** What you should do **
Every entry must be repeated exactly. Exclude all pictures.

** Provided data **
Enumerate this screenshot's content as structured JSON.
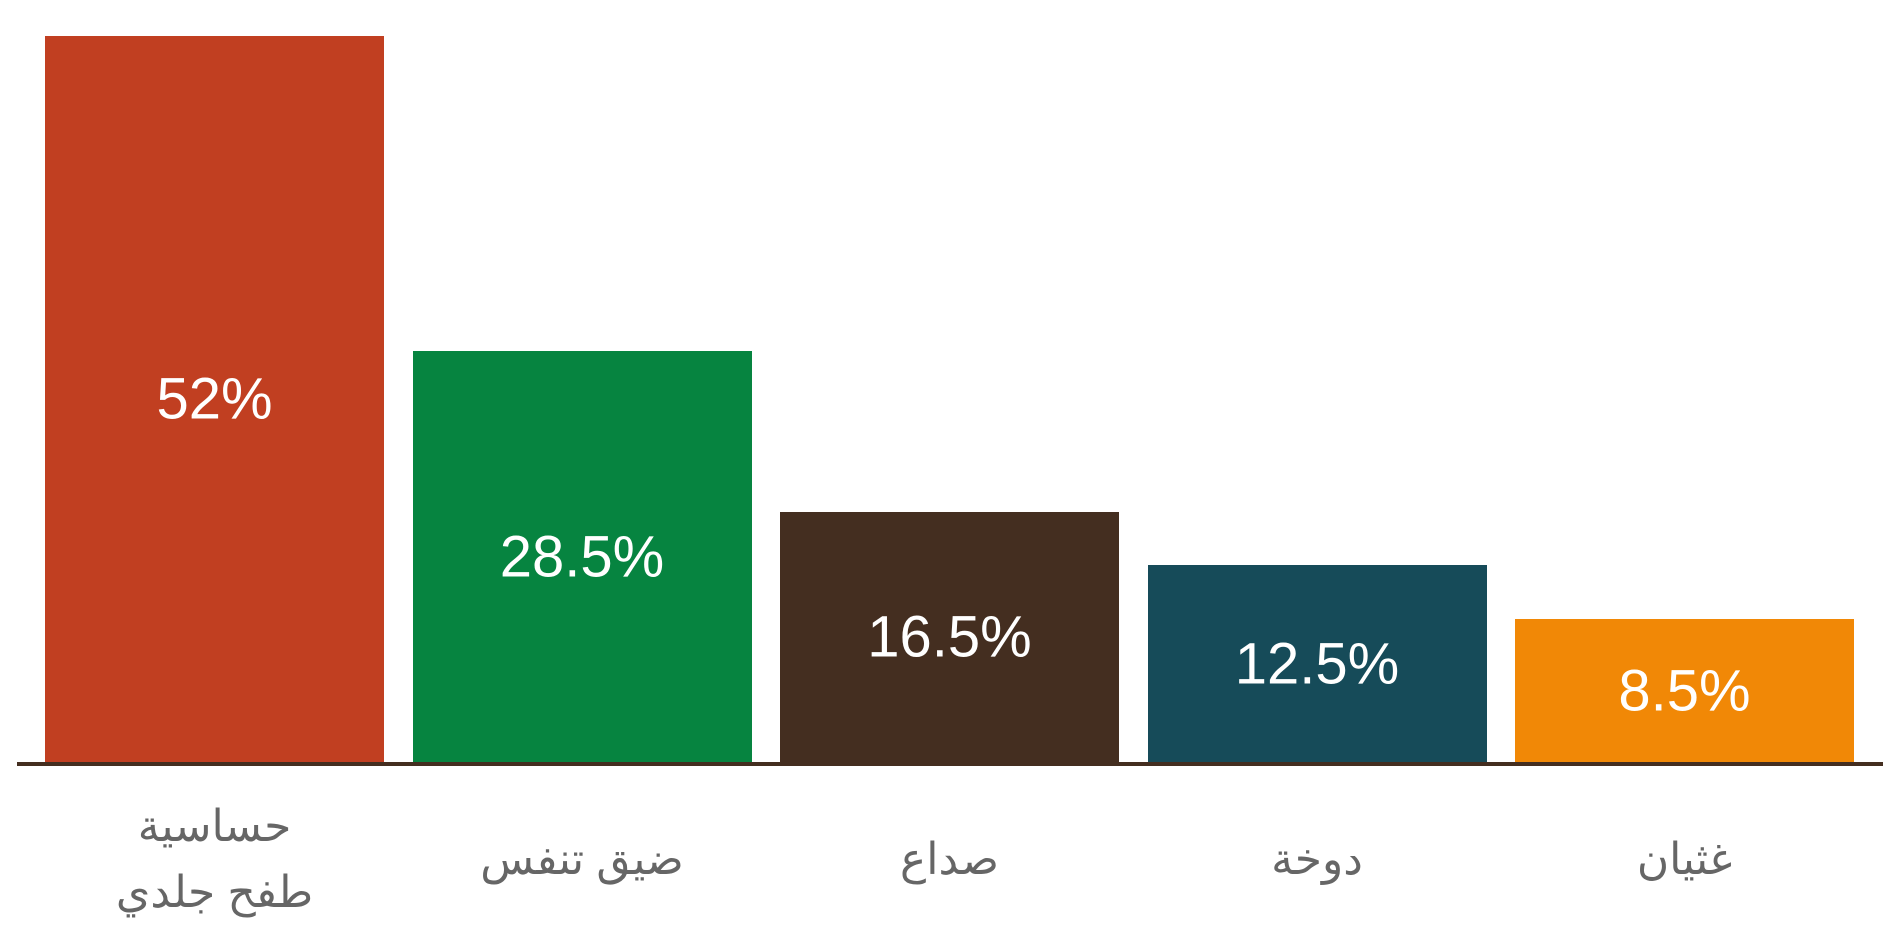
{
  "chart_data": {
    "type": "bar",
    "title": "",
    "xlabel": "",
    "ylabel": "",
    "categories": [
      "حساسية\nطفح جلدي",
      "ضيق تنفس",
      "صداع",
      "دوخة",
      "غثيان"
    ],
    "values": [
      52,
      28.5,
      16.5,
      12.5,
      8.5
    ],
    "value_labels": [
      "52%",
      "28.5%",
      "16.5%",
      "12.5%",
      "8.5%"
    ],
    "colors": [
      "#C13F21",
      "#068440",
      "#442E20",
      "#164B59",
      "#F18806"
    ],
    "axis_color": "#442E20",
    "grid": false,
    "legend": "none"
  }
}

** Output below **
Enumerate this screenshot's content as structured JSON.
{
  "chart_data": {
    "type": "bar",
    "title": "",
    "xlabel": "",
    "ylabel": "",
    "categories": [
      "حساسية\nطفح جلدي",
      "ضيق تنفس",
      "صداع",
      "دوخة",
      "غثيان"
    ],
    "values": [
      52,
      28.5,
      16.5,
      12.5,
      8.5
    ],
    "value_labels": [
      "52%",
      "28.5%",
      "16.5%",
      "12.5%",
      "8.5%"
    ],
    "colors": [
      "#C13F21",
      "#068440",
      "#442E20",
      "#164B59",
      "#F18806"
    ],
    "axis_color": "#442E20",
    "grid": false,
    "legend": "none"
  }
}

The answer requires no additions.